== Input for this task ==

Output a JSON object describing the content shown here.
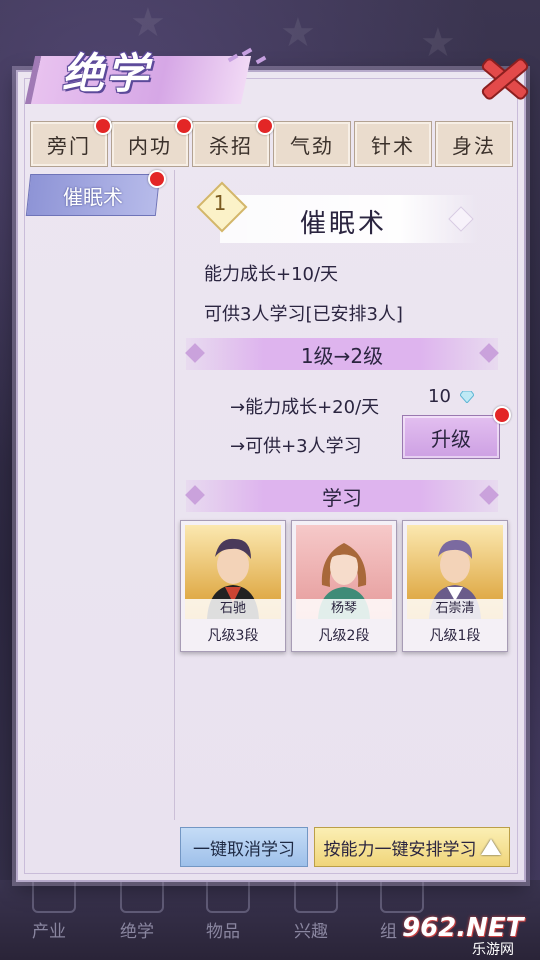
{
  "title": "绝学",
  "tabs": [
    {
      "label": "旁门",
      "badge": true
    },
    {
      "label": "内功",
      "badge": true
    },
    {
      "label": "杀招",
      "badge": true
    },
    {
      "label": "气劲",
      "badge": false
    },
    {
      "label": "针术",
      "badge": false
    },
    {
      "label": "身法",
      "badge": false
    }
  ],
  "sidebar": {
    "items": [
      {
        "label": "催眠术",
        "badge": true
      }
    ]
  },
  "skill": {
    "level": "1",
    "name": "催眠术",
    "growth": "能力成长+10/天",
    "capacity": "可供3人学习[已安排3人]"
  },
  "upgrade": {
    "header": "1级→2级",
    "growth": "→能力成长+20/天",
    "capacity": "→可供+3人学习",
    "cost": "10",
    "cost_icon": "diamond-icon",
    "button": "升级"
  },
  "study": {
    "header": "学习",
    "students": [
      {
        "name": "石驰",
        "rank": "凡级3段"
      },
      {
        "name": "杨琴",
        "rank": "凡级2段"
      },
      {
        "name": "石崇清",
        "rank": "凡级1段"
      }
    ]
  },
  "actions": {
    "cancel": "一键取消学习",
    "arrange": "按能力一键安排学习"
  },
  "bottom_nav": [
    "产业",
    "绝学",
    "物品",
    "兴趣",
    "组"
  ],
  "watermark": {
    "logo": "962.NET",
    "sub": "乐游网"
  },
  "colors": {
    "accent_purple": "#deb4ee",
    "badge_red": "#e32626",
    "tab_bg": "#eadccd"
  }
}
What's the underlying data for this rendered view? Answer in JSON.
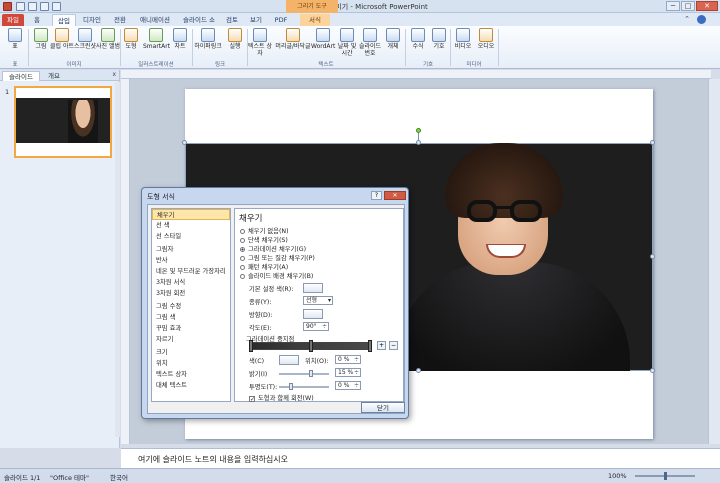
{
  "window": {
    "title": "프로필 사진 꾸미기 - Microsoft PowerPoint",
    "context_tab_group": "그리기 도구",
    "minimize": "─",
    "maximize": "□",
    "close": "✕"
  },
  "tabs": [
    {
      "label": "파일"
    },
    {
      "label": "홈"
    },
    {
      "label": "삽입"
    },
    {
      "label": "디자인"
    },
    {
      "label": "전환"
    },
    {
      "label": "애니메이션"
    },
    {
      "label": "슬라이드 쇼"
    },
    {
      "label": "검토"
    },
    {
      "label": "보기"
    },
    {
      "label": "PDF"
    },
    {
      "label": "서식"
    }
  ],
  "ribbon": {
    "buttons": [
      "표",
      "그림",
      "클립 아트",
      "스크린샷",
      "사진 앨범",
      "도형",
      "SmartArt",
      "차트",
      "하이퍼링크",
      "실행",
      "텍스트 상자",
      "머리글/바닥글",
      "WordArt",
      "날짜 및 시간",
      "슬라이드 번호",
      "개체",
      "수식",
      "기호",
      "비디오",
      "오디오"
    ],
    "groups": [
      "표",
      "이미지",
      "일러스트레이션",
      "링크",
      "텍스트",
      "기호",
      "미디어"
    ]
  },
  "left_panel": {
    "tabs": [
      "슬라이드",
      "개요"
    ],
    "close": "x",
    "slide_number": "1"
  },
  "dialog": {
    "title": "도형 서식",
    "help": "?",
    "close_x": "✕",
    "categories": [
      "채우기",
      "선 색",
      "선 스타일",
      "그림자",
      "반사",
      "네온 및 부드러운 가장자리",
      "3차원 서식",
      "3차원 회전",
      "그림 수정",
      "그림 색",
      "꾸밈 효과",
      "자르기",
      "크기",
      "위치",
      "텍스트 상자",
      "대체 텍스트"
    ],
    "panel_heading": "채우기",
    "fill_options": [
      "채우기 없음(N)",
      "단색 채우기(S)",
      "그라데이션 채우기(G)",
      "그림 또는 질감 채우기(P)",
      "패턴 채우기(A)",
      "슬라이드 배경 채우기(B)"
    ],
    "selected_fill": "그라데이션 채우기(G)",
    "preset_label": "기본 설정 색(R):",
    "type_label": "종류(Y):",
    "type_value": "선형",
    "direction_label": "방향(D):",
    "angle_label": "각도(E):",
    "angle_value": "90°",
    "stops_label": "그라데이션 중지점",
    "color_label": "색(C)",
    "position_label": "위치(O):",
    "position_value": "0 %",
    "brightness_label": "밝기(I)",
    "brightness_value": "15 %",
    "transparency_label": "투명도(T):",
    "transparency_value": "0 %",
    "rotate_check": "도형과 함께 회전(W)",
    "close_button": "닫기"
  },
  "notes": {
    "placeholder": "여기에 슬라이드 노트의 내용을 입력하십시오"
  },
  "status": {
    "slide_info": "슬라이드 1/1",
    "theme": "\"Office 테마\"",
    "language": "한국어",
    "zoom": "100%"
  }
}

===

## What this task involves
Without the pictures, extract every entry verbatim.

## Exercise solution
Output a JSON object describing the content shown here.
{
  "title": "绝学",
  "tabs": [
    {
      "label": "旁门",
      "badge": true
    },
    {
      "label": "内功",
      "badge": true
    },
    {
      "label": "杀招",
      "badge": true
    },
    {
      "label": "气劲",
      "badge": false
    },
    {
      "label": "针术",
      "badge": false
    },
    {
      "label": "身法",
      "badge": false
    }
  ],
  "sidebar": {
    "items": [
      {
        "label": "催眠术",
        "badge": true
      }
    ]
  },
  "skill": {
    "level": "1",
    "name": "催眠术",
    "growth": "能力成长+10/天",
    "capacity": "可供3人学习[已安排3人]"
  },
  "upgrade": {
    "header": "1级→2级",
    "growth": "→能力成长+20/天",
    "capacity": "→可供+3人学习",
    "cost": "10",
    "cost_icon": "diamond-icon",
    "button": "升级"
  },
  "study": {
    "header": "学习",
    "students": [
      {
        "name": "石驰",
        "rank": "凡级3段"
      },
      {
        "name": "杨琴",
        "rank": "凡级2段"
      },
      {
        "name": "石崇清",
        "rank": "凡级1段"
      }
    ]
  },
  "actions": {
    "cancel": "一键取消学习",
    "arrange": "按能力一键安排学习"
  },
  "bottom_nav": [
    "产业",
    "绝学",
    "物品",
    "兴趣",
    "组"
  ],
  "watermark": {
    "logo": "962.NET",
    "sub": "乐游网"
  },
  "colors": {
    "accent_purple": "#deb4ee",
    "badge_red": "#e32626",
    "tab_bg": "#eadccd"
  }
}
What's the underlying data for this rendered view? Answer in JSON.
{
  "window": {
    "title": "프로필 사진 꾸미기 - Microsoft PowerPoint",
    "context_tab_group": "그리기 도구",
    "minimize": "─",
    "maximize": "□",
    "close": "✕"
  },
  "tabs": [
    {
      "label": "파일"
    },
    {
      "label": "홈"
    },
    {
      "label": "삽입"
    },
    {
      "label": "디자인"
    },
    {
      "label": "전환"
    },
    {
      "label": "애니메이션"
    },
    {
      "label": "슬라이드 쇼"
    },
    {
      "label": "검토"
    },
    {
      "label": "보기"
    },
    {
      "label": "PDF"
    },
    {
      "label": "서식"
    }
  ],
  "ribbon": {
    "buttons": [
      "표",
      "그림",
      "클립 아트",
      "스크린샷",
      "사진 앨범",
      "도형",
      "SmartArt",
      "차트",
      "하이퍼링크",
      "실행",
      "텍스트 상자",
      "머리글/바닥글",
      "WordArt",
      "날짜 및 시간",
      "슬라이드 번호",
      "개체",
      "수식",
      "기호",
      "비디오",
      "오디오"
    ],
    "groups": [
      "표",
      "이미지",
      "일러스트레이션",
      "링크",
      "텍스트",
      "기호",
      "미디어"
    ]
  },
  "left_panel": {
    "tabs": [
      "슬라이드",
      "개요"
    ],
    "close": "x",
    "slide_number": "1"
  },
  "dialog": {
    "title": "도형 서식",
    "help": "?",
    "close_x": "✕",
    "categories": [
      "채우기",
      "선 색",
      "선 스타일",
      "그림자",
      "반사",
      "네온 및 부드러운 가장자리",
      "3차원 서식",
      "3차원 회전",
      "그림 수정",
      "그림 색",
      "꾸밈 효과",
      "자르기",
      "크기",
      "위치",
      "텍스트 상자",
      "대체 텍스트"
    ],
    "panel_heading": "채우기",
    "fill_options": [
      "채우기 없음(N)",
      "단색 채우기(S)",
      "그라데이션 채우기(G)",
      "그림 또는 질감 채우기(P)",
      "패턴 채우기(A)",
      "슬라이드 배경 채우기(B)"
    ],
    "selected_fill": "그라데이션 채우기(G)",
    "preset_label": "기본 설정 색(R):",
    "type_label": "종류(Y):",
    "type_value": "선형",
    "direction_label": "방향(D):",
    "angle_label": "각도(E):",
    "angle_value": "90°",
    "stops_label": "그라데이션 중지점",
    "color_label": "색(C)",
    "position_label": "위치(O):",
    "position_value": "0 %",
    "brightness_label": "밝기(I)",
    "brightness_value": "15 %",
    "transparency_label": "투명도(T):",
    "transparency_value": "0 %",
    "rotate_check": "도형과 함께 회전(W)",
    "close_button": "닫기"
  },
  "notes": {
    "placeholder": "여기에 슬라이드 노트의 내용을 입력하십시오"
  },
  "status": {
    "slide_info": "슬라이드 1/1",
    "theme": "\"Office 테마\"",
    "language": "한국어",
    "zoom": "100%"
  }
}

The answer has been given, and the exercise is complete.